**The data**

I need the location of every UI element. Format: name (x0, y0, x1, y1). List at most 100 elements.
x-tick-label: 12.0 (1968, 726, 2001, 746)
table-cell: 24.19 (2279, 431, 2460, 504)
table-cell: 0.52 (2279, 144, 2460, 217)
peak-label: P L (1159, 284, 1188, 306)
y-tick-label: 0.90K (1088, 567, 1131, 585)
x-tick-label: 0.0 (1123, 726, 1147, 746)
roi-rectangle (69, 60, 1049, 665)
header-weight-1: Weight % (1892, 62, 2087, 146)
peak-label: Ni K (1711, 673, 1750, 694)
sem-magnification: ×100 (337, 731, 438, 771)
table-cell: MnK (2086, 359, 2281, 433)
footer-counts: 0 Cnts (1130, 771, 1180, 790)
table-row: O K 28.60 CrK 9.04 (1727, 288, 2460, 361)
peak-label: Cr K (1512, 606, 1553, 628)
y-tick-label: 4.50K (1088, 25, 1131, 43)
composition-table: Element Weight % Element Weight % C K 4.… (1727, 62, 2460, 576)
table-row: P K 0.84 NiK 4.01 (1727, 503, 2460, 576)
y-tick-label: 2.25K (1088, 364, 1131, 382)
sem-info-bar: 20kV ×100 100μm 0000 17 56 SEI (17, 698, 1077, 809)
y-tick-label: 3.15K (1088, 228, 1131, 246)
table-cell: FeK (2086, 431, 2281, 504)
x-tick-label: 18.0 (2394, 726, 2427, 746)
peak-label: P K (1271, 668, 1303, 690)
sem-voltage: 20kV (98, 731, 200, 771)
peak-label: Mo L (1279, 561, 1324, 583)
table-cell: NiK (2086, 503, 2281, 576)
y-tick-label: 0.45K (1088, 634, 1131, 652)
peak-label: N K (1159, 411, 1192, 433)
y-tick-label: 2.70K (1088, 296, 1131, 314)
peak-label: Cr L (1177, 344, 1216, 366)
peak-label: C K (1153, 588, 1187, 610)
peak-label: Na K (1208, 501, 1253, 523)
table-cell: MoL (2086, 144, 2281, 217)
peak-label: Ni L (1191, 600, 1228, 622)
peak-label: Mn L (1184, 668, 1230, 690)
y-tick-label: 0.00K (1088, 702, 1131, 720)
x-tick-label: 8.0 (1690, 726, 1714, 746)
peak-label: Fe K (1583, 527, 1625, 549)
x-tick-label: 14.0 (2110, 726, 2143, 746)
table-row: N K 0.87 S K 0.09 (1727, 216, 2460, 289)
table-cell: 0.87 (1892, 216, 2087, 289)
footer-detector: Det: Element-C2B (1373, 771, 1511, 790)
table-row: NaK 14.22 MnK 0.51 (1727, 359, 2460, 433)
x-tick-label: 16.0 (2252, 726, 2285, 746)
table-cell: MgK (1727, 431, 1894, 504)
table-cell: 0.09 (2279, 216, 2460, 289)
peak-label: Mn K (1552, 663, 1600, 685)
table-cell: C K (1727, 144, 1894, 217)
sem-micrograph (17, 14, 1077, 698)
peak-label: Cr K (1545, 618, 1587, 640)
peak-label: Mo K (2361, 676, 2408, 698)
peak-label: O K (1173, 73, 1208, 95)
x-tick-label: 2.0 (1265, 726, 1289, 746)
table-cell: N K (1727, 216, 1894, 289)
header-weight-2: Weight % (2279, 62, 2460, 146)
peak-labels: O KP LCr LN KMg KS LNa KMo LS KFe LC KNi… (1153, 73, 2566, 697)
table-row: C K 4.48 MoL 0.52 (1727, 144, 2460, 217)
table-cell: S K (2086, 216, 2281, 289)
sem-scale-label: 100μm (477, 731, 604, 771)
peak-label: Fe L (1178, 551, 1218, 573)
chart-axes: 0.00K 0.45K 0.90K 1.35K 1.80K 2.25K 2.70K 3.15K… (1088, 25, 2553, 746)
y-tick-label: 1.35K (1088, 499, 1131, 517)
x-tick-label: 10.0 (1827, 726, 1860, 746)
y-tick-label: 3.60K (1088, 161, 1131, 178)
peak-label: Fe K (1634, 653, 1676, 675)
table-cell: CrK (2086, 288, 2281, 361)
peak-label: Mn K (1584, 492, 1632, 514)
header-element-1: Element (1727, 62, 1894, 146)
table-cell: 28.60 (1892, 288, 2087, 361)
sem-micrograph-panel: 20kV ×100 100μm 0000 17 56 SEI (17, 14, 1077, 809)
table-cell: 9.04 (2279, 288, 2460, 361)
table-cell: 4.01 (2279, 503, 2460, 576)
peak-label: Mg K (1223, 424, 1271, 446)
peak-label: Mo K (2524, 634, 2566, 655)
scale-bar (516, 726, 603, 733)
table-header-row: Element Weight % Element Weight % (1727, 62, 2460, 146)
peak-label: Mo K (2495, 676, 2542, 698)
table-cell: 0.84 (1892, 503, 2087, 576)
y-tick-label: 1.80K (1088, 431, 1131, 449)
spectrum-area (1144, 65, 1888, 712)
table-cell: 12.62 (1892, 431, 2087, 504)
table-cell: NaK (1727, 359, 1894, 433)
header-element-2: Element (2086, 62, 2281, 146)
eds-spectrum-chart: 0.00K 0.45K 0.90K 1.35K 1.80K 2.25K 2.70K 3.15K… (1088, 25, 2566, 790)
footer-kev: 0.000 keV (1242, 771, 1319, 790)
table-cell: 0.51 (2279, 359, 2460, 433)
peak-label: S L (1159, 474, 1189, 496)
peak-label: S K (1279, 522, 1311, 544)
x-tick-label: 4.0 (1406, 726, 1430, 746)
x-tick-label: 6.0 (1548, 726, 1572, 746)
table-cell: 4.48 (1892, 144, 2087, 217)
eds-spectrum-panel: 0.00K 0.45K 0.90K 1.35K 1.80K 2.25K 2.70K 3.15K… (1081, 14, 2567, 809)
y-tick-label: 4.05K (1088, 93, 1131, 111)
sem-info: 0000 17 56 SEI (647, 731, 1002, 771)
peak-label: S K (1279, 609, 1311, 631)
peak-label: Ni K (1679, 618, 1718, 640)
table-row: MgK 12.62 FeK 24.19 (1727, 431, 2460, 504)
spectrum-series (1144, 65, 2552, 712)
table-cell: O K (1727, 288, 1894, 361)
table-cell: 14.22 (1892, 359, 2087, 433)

**Problem statement**
Please copy all of the rows above verbatim, line by line, without changing anything.

**Written solution**
I need the location of every UI element. Format: name (x0, y0, x1, y1). List at most 100 elements.
x-tick-label: 12.0 (1968, 726, 2001, 746)
table-cell: 24.19 (2279, 431, 2460, 504)
table-cell: 0.52 (2279, 144, 2460, 217)
peak-label: P L (1159, 284, 1188, 306)
y-tick-label: 0.90K (1088, 567, 1131, 585)
x-tick-label: 0.0 (1123, 726, 1147, 746)
roi-rectangle (69, 60, 1049, 665)
header-weight-1: Weight % (1892, 62, 2087, 146)
peak-label: Ni K (1711, 673, 1750, 694)
sem-magnification: ×100 (337, 731, 438, 771)
table-cell: MnK (2086, 359, 2281, 433)
footer-counts: 0 Cnts (1130, 771, 1180, 790)
table-row: O K 28.60 CrK 9.04 (1727, 288, 2460, 361)
peak-label: Cr K (1512, 606, 1553, 628)
y-tick-label: 4.50K (1088, 25, 1131, 43)
composition-table: Element Weight % Element Weight % C K 4.… (1727, 62, 2460, 576)
table-row: P K 0.84 NiK 4.01 (1727, 503, 2460, 576)
y-tick-label: 2.25K (1088, 364, 1131, 382)
sem-info-bar: 20kV ×100 100μm 0000 17 56 SEI (17, 698, 1077, 809)
y-tick-label: 3.15K (1088, 228, 1131, 246)
table-cell: FeK (2086, 431, 2281, 504)
x-tick-label: 18.0 (2394, 726, 2427, 746)
peak-label: P K (1271, 668, 1303, 690)
sem-voltage: 20kV (98, 731, 200, 771)
peak-label: Mo L (1279, 561, 1324, 583)
table-cell: NiK (2086, 503, 2281, 576)
y-tick-label: 0.45K (1088, 634, 1131, 652)
peak-label: N K (1159, 411, 1192, 433)
y-tick-label: 2.70K (1088, 296, 1131, 314)
peak-label: Cr L (1177, 344, 1216, 366)
peak-label: C K (1153, 588, 1187, 610)
peak-label: Na K (1208, 501, 1253, 523)
table-cell: MoL (2086, 144, 2281, 217)
peak-label: Ni L (1191, 600, 1228, 622)
peak-label: Mn L (1184, 668, 1230, 690)
y-tick-label: 0.00K (1088, 702, 1131, 720)
x-tick-label: 8.0 (1690, 726, 1714, 746)
peak-label: Fe K (1583, 527, 1625, 549)
x-tick-label: 14.0 (2110, 726, 2143, 746)
table-row: N K 0.87 S K 0.09 (1727, 216, 2460, 289)
table-cell: 0.87 (1892, 216, 2087, 289)
footer-detector: Det: Element-C2B (1373, 771, 1511, 790)
table-row: NaK 14.22 MnK 0.51 (1727, 359, 2460, 433)
x-tick-label: 16.0 (2252, 726, 2285, 746)
table-cell: MgK (1727, 431, 1894, 504)
table-cell: 0.09 (2279, 216, 2460, 289)
peak-label: Mn K (1552, 663, 1600, 685)
table-cell: C K (1727, 144, 1894, 217)
sem-micrograph (17, 14, 1077, 698)
peak-label: Cr K (1545, 618, 1587, 640)
peak-label: Mo K (2361, 676, 2408, 698)
peak-label: O K (1173, 73, 1208, 95)
x-tick-label: 2.0 (1265, 726, 1289, 746)
table-cell: N K (1727, 216, 1894, 289)
header-weight-2: Weight % (2279, 62, 2460, 146)
peak-labels: O KP LCr LN KMg KS LNa KMo LS KFe LC KNi… (1153, 73, 2566, 697)
table-row: C K 4.48 MoL 0.52 (1727, 144, 2460, 217)
table-cell: S K (2086, 216, 2281, 289)
sem-scale-label: 100μm (477, 731, 604, 771)
peak-label: Fe L (1178, 551, 1218, 573)
chart-axes: 0.00K 0.45K 0.90K 1.35K 1.80K 2.25K 2.70K 3.15K… (1088, 25, 2553, 746)
y-tick-label: 1.35K (1088, 499, 1131, 517)
x-tick-label: 10.0 (1827, 726, 1860, 746)
y-tick-label: 3.60K (1088, 161, 1131, 178)
peak-label: Fe K (1634, 653, 1676, 675)
table-cell: CrK (2086, 288, 2281, 361)
peak-label: Mn K (1584, 492, 1632, 514)
header-element-1: Element (1727, 62, 1894, 146)
table-cell: 28.60 (1892, 288, 2087, 361)
sem-micrograph-panel: 20kV ×100 100μm 0000 17 56 SEI (17, 14, 1077, 809)
table-cell: 9.04 (2279, 288, 2460, 361)
table-cell: 4.01 (2279, 503, 2460, 576)
peak-label: Mg K (1223, 424, 1271, 446)
peak-label: Mo K (2524, 634, 2566, 655)
scale-bar (516, 726, 603, 733)
table-header-row: Element Weight % Element Weight % (1727, 62, 2460, 146)
peak-label: Mo K (2495, 676, 2542, 698)
table-cell: 0.84 (1892, 503, 2087, 576)
y-tick-label: 1.80K (1088, 431, 1131, 449)
spectrum-area (1144, 65, 1888, 712)
table-cell: 12.62 (1892, 431, 2087, 504)
table-cell: NaK (1727, 359, 1894, 433)
header-element-2: Element (2086, 62, 2281, 146)
eds-spectrum-chart: 0.00K 0.45K 0.90K 1.35K 1.80K 2.25K 2.70K 3.15K… (1088, 25, 2566, 790)
footer-kev: 0.000 keV (1242, 771, 1319, 790)
table-cell: 0.51 (2279, 359, 2460, 433)
peak-label: S L (1159, 474, 1189, 496)
peak-label: S K (1279, 522, 1311, 544)
x-tick-label: 4.0 (1406, 726, 1430, 746)
x-tick-label: 6.0 (1548, 726, 1572, 746)
table-cell: 4.48 (1892, 144, 2087, 217)
eds-spectrum-panel: 0.00K 0.45K 0.90K 1.35K 1.80K 2.25K 2.70K 3.15K… (1081, 14, 2567, 809)
y-tick-label: 4.05K (1088, 93, 1131, 111)
sem-info: 0000 17 56 SEI (647, 731, 1002, 771)
peak-label: S K (1279, 609, 1311, 631)
peak-label: Ni K (1679, 618, 1718, 640)
table-row: MgK 12.62 FeK 24.19 (1727, 431, 2460, 504)
spectrum-series (1144, 65, 2552, 712)
table-cell: O K (1727, 288, 1894, 361)
table-cell: 14.22 (1892, 359, 2087, 433)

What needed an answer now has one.